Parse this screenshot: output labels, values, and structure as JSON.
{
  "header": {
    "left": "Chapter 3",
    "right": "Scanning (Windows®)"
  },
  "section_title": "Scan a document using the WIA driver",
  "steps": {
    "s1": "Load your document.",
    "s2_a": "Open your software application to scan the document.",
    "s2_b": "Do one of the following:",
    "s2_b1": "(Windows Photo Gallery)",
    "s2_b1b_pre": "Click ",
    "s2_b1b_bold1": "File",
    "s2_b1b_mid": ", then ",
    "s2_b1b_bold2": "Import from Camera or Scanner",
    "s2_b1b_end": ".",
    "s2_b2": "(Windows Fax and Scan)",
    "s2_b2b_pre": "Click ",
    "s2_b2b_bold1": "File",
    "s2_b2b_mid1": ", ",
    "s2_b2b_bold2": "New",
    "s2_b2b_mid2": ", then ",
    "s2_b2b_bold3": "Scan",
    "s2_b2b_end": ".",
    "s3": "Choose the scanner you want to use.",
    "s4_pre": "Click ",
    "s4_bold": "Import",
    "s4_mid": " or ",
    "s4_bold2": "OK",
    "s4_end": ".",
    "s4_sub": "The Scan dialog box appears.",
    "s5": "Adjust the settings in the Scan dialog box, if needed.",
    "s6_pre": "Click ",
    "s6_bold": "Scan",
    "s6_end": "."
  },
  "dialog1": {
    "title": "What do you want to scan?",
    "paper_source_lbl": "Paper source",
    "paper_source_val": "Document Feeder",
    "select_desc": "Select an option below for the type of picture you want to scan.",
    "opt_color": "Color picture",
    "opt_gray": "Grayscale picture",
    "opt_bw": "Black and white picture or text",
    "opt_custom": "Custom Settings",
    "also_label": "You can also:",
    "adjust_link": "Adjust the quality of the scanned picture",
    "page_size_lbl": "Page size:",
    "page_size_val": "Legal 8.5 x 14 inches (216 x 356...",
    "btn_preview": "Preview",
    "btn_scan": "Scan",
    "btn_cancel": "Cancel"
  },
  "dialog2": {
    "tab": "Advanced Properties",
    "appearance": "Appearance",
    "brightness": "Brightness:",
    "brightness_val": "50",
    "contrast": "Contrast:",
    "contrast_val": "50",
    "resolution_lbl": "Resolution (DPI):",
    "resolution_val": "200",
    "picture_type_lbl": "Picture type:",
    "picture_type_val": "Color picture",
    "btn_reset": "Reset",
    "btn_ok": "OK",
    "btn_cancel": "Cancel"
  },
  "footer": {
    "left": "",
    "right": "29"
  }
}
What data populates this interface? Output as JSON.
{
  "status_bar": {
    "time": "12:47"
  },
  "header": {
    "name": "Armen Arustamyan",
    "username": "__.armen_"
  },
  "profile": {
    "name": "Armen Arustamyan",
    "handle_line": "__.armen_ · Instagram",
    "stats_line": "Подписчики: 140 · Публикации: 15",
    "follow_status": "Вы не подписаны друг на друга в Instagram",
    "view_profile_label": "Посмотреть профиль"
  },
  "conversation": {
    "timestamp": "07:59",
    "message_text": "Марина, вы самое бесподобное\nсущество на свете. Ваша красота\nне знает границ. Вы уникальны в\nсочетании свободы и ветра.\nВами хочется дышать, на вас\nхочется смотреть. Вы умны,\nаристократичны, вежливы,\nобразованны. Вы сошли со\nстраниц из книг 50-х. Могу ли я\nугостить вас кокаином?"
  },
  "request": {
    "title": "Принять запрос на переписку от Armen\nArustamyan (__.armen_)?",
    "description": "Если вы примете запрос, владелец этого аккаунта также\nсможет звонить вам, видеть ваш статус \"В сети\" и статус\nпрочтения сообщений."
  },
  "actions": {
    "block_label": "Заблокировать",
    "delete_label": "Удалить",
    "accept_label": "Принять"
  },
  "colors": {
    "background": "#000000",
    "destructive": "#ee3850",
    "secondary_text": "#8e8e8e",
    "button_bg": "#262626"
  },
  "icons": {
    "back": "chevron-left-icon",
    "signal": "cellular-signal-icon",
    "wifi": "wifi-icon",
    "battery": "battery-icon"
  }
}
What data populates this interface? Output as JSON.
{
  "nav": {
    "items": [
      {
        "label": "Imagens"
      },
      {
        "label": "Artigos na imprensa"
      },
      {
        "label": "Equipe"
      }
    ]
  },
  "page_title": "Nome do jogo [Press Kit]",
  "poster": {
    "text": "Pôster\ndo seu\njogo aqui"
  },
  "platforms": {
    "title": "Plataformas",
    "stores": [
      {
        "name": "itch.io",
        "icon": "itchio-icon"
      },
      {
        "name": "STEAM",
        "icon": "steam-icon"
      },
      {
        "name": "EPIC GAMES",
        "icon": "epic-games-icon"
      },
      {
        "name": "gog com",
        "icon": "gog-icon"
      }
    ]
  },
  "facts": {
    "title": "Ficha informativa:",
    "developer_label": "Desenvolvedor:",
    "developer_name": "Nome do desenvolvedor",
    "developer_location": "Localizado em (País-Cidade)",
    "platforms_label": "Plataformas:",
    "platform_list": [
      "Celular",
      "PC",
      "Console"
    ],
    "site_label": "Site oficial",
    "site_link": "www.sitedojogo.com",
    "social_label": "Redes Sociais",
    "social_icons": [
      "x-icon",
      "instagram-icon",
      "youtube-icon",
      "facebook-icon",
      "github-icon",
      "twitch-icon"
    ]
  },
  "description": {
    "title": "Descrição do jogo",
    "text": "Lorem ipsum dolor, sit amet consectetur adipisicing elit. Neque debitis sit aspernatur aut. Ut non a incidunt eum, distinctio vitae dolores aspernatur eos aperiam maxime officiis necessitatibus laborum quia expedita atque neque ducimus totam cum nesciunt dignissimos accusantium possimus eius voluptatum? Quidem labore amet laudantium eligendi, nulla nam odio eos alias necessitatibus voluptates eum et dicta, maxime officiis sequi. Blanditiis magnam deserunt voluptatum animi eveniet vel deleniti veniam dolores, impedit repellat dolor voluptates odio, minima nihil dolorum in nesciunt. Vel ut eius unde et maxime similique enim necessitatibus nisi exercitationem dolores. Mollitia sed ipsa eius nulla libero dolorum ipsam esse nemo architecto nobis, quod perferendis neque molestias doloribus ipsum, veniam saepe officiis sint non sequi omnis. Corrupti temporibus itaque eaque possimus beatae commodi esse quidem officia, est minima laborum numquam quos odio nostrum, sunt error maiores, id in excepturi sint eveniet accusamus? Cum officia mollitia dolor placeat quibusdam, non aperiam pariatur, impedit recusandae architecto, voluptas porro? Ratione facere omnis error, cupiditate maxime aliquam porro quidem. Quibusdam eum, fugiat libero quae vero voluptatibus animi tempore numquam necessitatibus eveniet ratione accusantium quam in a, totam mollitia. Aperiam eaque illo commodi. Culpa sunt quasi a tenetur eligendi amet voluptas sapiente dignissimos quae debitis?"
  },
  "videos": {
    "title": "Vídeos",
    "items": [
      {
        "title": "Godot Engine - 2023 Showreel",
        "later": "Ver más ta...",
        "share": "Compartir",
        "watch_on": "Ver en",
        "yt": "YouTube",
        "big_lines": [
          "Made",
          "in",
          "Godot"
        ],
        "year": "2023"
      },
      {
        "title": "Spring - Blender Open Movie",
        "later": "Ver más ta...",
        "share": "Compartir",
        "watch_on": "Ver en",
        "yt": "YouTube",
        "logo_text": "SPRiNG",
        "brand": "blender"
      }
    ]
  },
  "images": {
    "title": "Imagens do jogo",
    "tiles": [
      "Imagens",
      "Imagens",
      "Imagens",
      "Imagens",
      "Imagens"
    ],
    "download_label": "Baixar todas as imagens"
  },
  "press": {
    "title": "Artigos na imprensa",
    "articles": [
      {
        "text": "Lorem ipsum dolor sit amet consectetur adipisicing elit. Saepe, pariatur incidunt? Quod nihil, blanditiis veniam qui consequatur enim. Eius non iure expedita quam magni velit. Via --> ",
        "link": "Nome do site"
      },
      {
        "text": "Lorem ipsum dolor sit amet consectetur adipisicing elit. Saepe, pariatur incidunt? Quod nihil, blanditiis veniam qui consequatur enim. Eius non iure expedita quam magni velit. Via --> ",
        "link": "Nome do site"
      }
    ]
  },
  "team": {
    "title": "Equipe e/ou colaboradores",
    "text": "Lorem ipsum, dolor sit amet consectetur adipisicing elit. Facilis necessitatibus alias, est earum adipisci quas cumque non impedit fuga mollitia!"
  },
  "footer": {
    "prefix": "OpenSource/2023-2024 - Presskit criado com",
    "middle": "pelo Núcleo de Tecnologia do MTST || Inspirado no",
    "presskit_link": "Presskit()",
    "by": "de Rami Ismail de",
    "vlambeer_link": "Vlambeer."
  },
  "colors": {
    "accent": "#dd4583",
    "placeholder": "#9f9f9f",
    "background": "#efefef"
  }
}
▬▬▬▬▬▬▬▬▬▬
*Instructions for the task*:
Show the lines where the word "Click" appears in the entries.

*Complete output*:
    "s2_b1b_pre": "Click ",
    "s2_b2b_pre": "Click ",
    "s4_pre": "Click ",
    "s6_pre": "Click ",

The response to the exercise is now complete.